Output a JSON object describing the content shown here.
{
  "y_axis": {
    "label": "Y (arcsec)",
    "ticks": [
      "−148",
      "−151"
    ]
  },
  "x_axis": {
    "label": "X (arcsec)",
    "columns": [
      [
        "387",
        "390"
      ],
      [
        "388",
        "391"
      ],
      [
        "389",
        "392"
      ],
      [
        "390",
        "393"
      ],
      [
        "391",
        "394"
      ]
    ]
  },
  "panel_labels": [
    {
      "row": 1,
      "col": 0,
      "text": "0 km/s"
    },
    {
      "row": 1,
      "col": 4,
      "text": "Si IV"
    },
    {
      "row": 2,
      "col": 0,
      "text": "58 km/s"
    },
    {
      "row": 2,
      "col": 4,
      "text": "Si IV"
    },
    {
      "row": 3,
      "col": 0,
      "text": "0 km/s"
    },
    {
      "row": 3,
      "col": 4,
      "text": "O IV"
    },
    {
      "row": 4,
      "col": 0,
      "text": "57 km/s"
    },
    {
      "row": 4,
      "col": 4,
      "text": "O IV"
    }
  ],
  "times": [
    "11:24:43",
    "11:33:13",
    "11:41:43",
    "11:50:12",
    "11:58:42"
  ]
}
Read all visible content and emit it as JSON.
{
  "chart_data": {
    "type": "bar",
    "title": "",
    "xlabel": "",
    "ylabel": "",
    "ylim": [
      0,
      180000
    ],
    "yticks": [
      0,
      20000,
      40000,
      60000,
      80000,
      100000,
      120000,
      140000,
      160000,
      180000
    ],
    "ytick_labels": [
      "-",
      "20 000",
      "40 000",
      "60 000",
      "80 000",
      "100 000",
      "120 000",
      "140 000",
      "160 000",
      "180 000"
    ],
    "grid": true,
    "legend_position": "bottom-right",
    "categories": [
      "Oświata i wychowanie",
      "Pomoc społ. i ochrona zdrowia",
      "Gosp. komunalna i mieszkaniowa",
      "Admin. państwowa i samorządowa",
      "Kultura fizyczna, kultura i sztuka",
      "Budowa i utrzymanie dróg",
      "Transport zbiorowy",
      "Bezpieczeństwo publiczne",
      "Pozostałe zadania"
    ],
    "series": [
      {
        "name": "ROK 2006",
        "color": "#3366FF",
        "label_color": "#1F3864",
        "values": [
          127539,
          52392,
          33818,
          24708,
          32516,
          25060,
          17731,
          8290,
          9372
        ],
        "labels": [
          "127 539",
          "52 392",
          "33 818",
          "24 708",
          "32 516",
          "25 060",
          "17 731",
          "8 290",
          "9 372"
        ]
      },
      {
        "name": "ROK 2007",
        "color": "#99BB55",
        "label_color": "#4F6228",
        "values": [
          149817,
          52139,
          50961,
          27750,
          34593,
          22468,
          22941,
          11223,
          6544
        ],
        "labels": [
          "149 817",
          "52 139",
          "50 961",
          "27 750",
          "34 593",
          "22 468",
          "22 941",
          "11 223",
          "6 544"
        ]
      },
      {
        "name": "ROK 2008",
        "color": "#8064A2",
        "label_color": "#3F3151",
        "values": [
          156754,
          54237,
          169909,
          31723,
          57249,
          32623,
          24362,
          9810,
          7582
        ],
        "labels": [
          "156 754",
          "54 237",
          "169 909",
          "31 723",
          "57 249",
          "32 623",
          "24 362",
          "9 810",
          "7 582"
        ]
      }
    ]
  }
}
* * *
## PROBLEM DETAILS
Each line holding "JSON" must be found and copied.

## EXERCISE SOLUTION
Output a JSON object describing the content shown here.
Read all visible content and emit it as JSON.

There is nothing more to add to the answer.